• _Task description_
For the data below, report the number of lines that contain the string "style" and nothing else.

(Source records)

-=-=-

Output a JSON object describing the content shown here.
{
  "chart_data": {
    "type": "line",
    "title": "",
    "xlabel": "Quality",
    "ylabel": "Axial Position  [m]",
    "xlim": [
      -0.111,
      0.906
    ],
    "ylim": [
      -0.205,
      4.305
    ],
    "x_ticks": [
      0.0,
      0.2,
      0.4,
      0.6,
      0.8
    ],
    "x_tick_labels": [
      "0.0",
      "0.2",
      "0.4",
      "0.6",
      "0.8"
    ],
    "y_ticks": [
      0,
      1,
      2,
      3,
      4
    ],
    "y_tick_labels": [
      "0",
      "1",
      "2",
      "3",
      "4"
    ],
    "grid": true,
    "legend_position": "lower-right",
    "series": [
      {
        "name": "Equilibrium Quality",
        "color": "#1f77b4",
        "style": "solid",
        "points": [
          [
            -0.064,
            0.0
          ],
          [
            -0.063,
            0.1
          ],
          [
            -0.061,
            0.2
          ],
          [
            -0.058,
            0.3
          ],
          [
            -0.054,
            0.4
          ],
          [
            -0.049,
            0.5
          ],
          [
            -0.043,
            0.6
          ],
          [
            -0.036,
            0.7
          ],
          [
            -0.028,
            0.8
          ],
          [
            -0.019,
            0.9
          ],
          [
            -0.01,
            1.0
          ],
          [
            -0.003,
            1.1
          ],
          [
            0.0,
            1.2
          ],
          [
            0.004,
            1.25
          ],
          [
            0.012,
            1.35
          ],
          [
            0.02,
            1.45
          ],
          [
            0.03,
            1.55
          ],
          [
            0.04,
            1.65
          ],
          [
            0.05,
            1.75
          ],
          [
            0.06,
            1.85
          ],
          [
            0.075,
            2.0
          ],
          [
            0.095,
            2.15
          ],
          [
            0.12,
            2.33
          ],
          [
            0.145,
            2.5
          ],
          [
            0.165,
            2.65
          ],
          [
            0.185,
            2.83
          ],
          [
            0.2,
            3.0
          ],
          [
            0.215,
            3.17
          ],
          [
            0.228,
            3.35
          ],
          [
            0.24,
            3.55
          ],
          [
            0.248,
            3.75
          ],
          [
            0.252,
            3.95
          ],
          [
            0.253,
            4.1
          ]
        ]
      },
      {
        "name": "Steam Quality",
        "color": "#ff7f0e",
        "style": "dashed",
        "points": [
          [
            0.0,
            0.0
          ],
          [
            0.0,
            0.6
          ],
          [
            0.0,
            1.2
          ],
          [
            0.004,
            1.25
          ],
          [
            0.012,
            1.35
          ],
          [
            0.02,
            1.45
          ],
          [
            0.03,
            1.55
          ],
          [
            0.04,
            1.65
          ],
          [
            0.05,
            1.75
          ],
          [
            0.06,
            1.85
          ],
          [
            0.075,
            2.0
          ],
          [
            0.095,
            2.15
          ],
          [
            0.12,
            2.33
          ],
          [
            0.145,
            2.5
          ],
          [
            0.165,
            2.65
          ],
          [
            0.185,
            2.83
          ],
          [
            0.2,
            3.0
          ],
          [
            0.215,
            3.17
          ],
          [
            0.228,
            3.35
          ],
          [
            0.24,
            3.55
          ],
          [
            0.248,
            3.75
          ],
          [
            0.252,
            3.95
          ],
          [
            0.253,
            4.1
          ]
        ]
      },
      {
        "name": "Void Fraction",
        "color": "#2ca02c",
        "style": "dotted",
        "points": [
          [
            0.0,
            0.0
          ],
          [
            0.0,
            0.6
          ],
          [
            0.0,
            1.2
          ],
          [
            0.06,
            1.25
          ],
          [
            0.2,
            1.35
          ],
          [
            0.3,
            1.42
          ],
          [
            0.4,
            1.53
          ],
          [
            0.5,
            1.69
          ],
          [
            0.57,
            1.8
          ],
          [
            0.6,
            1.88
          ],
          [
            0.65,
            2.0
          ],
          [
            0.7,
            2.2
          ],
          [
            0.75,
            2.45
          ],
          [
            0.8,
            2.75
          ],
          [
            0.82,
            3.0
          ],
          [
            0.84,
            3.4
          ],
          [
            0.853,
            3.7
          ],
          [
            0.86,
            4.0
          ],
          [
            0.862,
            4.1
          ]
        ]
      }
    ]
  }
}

-=-=-

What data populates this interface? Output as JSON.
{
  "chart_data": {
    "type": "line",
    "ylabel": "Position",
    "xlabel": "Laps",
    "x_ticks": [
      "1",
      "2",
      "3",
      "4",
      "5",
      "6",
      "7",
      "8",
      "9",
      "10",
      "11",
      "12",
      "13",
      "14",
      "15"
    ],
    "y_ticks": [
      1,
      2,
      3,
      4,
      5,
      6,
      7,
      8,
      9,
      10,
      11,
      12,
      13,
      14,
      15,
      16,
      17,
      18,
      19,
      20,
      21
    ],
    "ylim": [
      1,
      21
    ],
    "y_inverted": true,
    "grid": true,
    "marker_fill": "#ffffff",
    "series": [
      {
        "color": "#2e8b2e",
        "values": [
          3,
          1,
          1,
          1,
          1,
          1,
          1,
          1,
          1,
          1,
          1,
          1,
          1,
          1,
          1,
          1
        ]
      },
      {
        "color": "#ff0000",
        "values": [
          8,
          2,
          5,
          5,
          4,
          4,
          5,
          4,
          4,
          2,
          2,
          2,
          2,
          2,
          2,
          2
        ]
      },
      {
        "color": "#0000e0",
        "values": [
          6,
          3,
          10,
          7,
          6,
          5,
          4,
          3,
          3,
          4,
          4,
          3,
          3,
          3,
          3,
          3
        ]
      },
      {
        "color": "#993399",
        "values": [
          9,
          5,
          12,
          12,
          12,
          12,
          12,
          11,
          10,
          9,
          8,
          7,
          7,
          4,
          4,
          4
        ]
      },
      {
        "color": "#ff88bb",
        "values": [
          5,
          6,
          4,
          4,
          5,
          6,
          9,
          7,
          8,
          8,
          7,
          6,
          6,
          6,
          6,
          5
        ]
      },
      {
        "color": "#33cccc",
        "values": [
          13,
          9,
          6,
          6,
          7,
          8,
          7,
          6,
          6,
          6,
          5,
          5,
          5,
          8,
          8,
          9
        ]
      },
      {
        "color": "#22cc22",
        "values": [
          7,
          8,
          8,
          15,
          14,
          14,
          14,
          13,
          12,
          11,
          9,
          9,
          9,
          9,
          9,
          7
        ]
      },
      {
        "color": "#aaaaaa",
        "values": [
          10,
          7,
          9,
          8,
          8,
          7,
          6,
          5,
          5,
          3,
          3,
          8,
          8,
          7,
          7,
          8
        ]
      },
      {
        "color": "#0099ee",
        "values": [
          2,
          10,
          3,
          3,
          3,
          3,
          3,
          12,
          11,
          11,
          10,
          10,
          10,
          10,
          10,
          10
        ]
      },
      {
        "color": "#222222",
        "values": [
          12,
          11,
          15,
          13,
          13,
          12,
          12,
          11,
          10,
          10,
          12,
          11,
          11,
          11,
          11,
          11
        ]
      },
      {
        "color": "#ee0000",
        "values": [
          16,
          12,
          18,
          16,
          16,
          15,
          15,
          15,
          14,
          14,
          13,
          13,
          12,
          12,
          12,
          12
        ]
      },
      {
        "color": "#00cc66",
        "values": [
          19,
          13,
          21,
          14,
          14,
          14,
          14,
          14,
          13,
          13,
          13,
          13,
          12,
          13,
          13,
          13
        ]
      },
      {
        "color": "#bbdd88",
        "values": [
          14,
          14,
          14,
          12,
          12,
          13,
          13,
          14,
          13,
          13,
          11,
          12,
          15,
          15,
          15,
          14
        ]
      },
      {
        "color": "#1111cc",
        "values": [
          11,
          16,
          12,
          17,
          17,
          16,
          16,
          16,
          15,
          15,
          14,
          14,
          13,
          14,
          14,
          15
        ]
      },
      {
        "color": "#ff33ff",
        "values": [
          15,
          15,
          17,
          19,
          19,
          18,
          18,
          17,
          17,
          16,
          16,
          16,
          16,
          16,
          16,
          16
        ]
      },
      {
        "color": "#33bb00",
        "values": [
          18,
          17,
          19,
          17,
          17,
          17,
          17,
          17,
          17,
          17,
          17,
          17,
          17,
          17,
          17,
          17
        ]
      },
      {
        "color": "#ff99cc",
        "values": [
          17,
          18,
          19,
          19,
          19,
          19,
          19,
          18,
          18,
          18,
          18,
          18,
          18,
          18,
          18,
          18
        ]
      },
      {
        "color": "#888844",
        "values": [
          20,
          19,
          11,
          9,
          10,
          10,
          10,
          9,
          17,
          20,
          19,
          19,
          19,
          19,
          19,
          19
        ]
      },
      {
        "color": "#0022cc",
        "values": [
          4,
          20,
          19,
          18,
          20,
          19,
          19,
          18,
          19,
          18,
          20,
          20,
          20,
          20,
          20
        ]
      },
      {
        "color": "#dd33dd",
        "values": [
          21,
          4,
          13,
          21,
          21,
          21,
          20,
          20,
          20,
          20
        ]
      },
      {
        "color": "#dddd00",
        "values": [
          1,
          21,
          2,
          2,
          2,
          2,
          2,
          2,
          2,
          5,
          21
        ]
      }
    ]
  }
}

-=-=-

• _Solution for this exercise_
3